— Start of Selected passage —

I did an interview with producer Keith Barish in 1982 about his latest flm, Sophie’s Choice, and I remember one thing about our sit-down more than anything else. This was Barish saying with absolute resolution that one of his biggest passions was to make a film of D.M. Thomas‘ The White Hotel.
I read the book not long after writing my Barish piece, and it’s certainly a dark and haunting piece — emphasis on the former. And now, 24 years later, Santa Barbara-based producer Susan Stewart Potter and writer-director Simon Monjack have raised $20 million to make their own feature film version. Good for that, but I say woe unto those who would produce a movie after many, many others have been trying to do the same thing for a long time.

— End of Selected passage —
— Start of Data listing —

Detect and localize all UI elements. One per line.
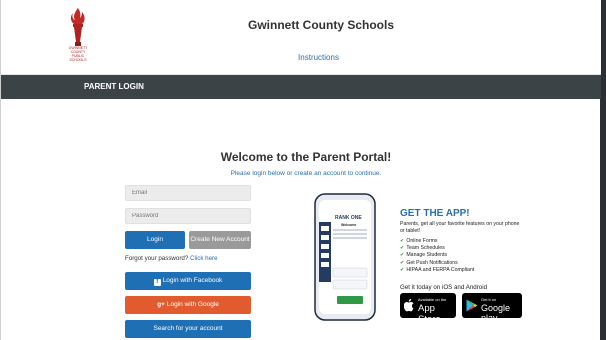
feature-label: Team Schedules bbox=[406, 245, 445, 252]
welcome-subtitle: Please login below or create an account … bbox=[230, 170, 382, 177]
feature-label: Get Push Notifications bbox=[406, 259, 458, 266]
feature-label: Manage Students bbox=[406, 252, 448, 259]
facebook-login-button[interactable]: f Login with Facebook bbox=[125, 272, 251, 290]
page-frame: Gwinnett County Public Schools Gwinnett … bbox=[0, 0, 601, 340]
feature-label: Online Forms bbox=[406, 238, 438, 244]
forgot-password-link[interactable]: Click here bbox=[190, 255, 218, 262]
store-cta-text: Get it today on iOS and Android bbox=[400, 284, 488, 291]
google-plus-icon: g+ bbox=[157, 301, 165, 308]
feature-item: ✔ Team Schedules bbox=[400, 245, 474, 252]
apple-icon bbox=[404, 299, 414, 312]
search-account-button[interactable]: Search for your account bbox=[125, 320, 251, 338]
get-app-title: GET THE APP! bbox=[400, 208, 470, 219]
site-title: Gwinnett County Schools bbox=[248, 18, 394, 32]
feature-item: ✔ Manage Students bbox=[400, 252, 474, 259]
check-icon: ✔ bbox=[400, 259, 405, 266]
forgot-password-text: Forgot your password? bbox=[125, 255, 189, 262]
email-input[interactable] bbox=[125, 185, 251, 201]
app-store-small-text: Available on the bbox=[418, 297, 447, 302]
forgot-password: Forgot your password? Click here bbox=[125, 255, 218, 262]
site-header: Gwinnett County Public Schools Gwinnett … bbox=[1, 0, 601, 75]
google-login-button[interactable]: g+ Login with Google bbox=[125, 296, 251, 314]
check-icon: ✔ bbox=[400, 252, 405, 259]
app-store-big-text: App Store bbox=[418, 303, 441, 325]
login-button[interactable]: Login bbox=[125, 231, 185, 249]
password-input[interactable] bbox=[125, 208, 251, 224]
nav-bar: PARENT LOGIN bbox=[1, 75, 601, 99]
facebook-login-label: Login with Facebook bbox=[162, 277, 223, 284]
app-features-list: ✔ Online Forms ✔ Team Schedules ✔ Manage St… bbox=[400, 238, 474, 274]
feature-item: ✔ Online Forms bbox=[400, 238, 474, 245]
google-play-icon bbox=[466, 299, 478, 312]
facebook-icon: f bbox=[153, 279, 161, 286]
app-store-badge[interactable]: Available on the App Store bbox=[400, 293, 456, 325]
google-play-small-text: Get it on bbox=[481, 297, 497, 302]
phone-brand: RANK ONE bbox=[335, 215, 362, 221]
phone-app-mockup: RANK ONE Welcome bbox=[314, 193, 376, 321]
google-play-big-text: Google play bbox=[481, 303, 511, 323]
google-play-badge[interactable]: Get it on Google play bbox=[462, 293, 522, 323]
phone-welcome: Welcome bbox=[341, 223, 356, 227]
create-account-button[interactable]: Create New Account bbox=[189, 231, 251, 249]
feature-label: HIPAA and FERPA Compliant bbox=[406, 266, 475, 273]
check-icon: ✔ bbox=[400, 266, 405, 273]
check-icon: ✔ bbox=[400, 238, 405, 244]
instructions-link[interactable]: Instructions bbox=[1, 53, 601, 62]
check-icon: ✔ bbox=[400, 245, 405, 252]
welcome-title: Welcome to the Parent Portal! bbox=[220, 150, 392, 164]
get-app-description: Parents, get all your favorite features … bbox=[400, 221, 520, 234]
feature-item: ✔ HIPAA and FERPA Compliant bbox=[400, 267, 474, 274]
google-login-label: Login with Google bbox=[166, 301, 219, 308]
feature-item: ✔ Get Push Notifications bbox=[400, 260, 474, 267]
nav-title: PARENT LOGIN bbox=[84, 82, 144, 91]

— End of Data listing —
— Start of Data listing —

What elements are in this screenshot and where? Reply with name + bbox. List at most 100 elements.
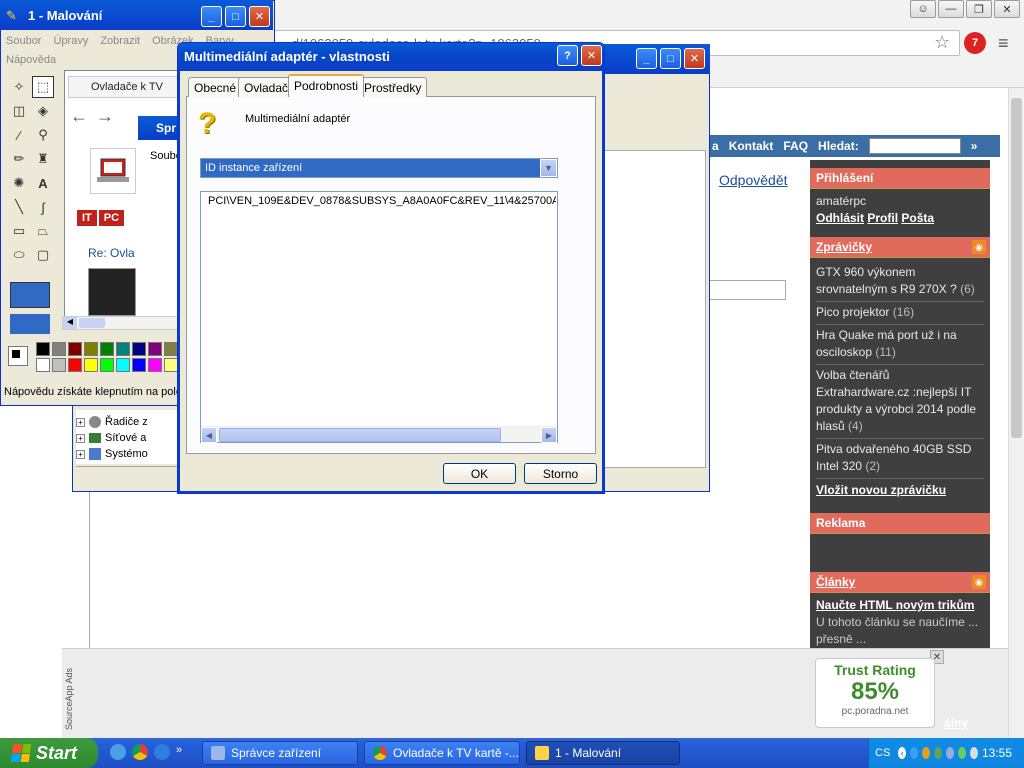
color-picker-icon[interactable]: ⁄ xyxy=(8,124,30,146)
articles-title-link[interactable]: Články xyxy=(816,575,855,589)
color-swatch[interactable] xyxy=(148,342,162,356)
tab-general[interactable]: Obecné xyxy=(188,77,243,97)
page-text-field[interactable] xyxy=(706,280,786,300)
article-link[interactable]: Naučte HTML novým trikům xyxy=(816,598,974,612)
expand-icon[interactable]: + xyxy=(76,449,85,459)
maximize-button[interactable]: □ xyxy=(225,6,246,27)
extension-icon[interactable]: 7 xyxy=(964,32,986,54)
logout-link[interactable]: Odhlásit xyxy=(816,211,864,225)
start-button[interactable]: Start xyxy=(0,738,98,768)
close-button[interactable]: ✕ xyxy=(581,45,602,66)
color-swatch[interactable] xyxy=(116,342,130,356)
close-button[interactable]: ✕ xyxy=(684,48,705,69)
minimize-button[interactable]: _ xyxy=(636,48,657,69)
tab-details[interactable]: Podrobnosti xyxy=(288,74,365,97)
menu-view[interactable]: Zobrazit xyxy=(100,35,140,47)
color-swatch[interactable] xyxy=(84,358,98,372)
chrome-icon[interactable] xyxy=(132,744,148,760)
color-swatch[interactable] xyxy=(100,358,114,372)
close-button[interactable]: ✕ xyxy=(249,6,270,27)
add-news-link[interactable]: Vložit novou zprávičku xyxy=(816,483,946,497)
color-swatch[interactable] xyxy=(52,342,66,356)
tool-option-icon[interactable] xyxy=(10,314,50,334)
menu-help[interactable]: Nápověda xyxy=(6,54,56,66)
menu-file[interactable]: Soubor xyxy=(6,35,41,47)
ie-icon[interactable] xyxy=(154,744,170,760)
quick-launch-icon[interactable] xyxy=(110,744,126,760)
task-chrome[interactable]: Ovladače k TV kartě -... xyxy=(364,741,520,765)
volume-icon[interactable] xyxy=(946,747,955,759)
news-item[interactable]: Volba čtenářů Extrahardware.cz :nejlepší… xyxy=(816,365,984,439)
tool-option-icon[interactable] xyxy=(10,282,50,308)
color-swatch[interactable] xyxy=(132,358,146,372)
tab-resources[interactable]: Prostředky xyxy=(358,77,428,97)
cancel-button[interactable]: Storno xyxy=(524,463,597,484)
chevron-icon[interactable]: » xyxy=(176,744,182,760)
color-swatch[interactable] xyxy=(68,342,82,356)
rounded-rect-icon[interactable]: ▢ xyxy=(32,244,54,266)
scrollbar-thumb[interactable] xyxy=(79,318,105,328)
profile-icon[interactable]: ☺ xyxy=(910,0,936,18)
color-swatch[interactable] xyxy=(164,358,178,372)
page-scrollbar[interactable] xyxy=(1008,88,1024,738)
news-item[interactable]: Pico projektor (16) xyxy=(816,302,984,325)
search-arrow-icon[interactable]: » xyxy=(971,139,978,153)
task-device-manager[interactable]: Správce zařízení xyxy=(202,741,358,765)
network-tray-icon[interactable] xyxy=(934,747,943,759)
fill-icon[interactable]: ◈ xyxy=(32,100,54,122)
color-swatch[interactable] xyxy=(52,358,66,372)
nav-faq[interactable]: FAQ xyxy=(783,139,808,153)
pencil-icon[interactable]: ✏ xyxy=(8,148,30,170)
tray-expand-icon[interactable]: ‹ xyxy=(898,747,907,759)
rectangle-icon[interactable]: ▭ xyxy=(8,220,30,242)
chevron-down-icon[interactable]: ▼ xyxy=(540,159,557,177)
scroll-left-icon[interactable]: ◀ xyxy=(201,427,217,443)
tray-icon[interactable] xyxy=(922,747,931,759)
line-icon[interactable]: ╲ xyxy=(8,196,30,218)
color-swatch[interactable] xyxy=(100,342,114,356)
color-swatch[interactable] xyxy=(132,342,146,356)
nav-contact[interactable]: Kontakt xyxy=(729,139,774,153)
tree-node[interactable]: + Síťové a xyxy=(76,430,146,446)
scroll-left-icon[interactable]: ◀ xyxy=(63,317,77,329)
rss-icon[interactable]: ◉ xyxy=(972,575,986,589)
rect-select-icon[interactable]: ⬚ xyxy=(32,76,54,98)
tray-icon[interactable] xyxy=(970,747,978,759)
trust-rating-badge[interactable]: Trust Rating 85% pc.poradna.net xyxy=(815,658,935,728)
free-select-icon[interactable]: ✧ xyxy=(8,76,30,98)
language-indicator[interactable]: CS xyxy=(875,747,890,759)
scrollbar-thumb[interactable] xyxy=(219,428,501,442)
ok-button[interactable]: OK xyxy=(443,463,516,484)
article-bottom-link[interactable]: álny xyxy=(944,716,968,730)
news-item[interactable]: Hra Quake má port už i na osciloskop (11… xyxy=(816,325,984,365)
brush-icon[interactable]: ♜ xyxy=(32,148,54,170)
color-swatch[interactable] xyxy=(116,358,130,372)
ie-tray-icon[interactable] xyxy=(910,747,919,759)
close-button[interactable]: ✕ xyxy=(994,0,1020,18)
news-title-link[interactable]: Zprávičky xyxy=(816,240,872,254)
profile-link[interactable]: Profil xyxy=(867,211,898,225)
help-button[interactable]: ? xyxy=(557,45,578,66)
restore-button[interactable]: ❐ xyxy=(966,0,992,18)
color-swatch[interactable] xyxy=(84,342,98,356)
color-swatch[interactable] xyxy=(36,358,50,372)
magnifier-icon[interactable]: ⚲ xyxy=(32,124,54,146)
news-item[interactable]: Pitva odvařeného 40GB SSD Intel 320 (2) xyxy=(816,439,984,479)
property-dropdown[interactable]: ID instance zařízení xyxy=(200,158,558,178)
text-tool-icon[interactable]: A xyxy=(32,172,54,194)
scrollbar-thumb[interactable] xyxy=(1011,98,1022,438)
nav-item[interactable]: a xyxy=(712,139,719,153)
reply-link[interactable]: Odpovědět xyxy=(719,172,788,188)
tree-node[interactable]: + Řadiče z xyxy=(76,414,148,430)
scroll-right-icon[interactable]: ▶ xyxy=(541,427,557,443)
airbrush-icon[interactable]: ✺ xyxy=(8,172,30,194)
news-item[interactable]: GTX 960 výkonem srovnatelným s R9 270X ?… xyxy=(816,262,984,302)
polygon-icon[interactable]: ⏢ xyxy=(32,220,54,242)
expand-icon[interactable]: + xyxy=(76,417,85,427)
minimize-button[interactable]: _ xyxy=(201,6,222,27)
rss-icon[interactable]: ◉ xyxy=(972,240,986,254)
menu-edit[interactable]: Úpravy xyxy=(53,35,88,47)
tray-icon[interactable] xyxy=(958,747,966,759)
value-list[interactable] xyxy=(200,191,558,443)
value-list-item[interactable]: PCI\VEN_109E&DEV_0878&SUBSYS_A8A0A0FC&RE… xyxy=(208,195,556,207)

— End of Data listing —
— Start of Data listing —

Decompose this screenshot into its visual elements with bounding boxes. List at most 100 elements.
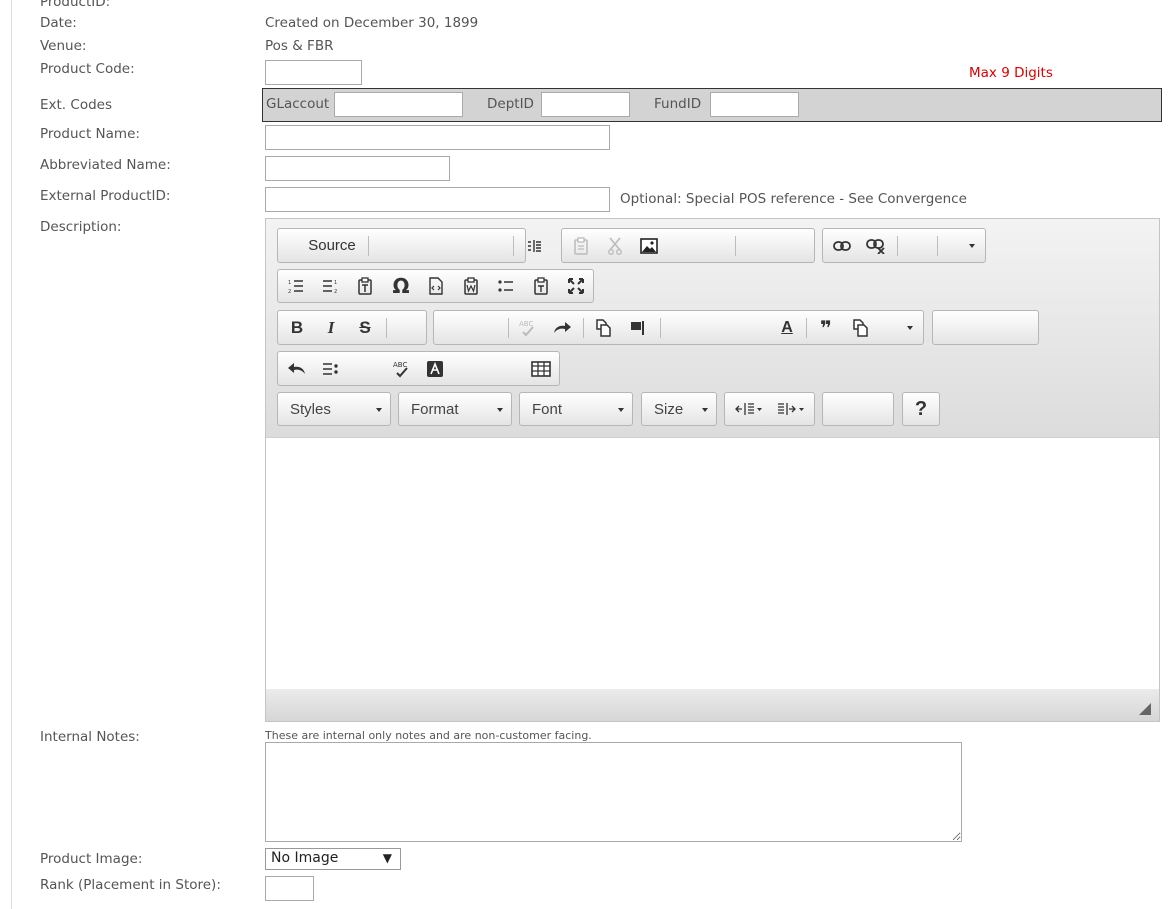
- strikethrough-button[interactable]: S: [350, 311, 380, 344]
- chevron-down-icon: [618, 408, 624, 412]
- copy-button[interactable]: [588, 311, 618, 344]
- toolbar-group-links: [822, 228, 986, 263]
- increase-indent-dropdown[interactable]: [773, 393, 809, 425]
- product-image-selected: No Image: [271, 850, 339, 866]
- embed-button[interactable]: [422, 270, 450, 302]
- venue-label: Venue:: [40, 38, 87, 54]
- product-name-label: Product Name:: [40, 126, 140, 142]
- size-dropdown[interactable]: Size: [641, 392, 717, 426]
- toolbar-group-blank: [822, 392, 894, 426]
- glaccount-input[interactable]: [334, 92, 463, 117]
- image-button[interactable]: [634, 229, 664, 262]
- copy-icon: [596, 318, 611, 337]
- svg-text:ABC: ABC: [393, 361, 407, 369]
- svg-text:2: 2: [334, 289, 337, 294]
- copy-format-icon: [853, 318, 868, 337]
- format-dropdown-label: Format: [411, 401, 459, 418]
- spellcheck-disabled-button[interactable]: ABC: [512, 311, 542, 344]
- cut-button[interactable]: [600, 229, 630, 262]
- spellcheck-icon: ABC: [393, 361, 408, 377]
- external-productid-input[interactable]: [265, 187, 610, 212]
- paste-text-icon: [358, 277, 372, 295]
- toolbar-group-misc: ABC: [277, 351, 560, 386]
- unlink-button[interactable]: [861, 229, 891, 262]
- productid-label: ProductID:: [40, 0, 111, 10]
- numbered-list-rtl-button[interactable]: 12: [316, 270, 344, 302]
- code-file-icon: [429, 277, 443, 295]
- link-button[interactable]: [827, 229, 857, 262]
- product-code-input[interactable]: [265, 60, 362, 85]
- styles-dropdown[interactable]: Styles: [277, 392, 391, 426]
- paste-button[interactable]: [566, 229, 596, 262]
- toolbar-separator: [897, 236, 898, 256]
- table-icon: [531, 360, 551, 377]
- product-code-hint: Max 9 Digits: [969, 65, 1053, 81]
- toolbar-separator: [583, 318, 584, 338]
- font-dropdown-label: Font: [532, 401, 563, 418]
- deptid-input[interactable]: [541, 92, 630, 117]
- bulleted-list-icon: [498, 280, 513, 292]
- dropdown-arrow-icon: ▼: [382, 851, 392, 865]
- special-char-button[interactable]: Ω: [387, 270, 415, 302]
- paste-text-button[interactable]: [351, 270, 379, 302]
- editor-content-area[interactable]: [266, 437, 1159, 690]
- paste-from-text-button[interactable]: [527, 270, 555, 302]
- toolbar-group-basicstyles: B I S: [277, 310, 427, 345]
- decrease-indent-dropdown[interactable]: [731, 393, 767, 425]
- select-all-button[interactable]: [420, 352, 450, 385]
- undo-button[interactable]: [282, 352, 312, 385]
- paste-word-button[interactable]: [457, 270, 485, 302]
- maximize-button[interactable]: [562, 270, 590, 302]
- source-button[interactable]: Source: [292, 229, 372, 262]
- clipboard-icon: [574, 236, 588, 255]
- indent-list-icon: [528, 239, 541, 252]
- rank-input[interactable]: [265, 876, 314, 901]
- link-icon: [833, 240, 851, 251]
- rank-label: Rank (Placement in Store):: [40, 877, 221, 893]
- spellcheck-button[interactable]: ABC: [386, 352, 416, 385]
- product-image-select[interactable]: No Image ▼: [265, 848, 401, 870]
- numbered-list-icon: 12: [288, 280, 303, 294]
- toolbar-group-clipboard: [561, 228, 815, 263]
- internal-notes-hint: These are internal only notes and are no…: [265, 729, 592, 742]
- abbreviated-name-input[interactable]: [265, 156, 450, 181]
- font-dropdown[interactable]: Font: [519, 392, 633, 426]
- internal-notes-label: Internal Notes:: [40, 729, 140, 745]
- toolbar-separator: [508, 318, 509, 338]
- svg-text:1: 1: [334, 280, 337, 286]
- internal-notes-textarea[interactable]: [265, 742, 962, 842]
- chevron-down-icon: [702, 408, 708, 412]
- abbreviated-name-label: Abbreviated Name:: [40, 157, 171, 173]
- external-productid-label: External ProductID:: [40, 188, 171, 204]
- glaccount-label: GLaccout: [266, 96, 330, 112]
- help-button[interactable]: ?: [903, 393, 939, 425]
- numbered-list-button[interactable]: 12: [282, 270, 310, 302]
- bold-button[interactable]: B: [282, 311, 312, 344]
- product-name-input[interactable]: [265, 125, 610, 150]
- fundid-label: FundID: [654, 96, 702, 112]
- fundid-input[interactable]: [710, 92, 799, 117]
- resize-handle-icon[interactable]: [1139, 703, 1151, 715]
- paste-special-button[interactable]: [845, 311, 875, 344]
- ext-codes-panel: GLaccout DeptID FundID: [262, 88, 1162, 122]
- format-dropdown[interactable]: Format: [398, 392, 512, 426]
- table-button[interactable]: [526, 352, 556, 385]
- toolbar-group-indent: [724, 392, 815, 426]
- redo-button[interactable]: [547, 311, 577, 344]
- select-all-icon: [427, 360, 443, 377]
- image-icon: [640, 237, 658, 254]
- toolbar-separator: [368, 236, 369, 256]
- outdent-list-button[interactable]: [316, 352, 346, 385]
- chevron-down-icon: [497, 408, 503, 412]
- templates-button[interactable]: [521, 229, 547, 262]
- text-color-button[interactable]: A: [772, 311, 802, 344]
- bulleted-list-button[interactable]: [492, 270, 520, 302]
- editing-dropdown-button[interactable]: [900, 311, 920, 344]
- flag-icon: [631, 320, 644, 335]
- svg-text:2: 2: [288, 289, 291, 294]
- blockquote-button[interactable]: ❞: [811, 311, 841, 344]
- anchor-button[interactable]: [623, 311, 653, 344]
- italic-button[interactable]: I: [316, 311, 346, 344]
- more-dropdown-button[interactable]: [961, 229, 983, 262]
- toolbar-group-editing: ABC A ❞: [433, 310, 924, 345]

— End of Data listing —

_Exercise tasks_:
A. From the records, output every line from the one containing "feature-label: Team Schedules" through the one containing "app-store-small-text: Available on", copying each line exactly.
B. Go on with the piece about bringing The White Hotel to the screen, starting after its last sentence.

_Outputs for the tasks_:
A.
feature-label: Team Schedules bbox=[406, 245, 445, 252]
welcome-subtitle: Please login below or create an account … bbox=[230, 170, 382, 177]
feature-label: Get Push Notifications bbox=[406, 259, 458, 266]
feature-label: Manage Students bbox=[406, 252, 448, 259]
facebook-login-button[interactable]: f Login with Facebook bbox=[125, 272, 251, 290]
page-frame: Gwinnett County Public Schools Gwinnett … bbox=[0, 0, 601, 340]
feature-label: Online Forms bbox=[406, 238, 438, 244]
forgot-password-link[interactable]: Click here bbox=[190, 255, 218, 262]
store-cta-text: Get it today on iOS and Android bbox=[400, 284, 488, 291]
google-plus-icon: g+ bbox=[157, 301, 165, 308]
feature-item: ✔ Team Schedules bbox=[400, 245, 474, 252]
apple-icon bbox=[404, 299, 414, 312]
search-account-button[interactable]: Search for your account bbox=[125, 320, 251, 338]
get-app-title: GET THE APP! bbox=[400, 208, 470, 219]
site-title: Gwinnett County Schools bbox=[248, 18, 394, 32]
feature-item: ✔ Manage Students bbox=[400, 252, 474, 259]
check-icon: ✔ bbox=[400, 259, 405, 266]
forgot-password-text: Forgot your password? bbox=[125, 255, 189, 262]
email-input[interactable] bbox=[125, 185, 251, 201]
app-store-small-text: Available on the bbox=[418, 297, 447, 302]

B.
There’s usually a reason that movies never quite happen, and that reason usually has something to do with the humanity, or the lack of humanity, in the core material. Terrence Malick, Pedro Almodovar, David Cronenberg, Bernardo Bertolucci, David Lynch, Hector Babenco and Emir Kusturica have all tried to make this film, or have at least seriously flirted with it. It has a curse on it, this project. The Thomas novel doesn’t want to be made into a film…not really.
L.A. Times Claudia Eller on the exceptionally bad ’06 that Warner Bros. has suffered through so far. The bombing of Poseidon, Lady in the Water, The Ant Bully and ATL “could lose more than $120 million combined for Warner and its financial partners,” Eller reports. And let’s not forget about the under-performing of Superman Returns. “The price of failure is high,” WB chief Alan Horn tells her. “It’s not just the financial cost. It’s reading about it in the newspaper.”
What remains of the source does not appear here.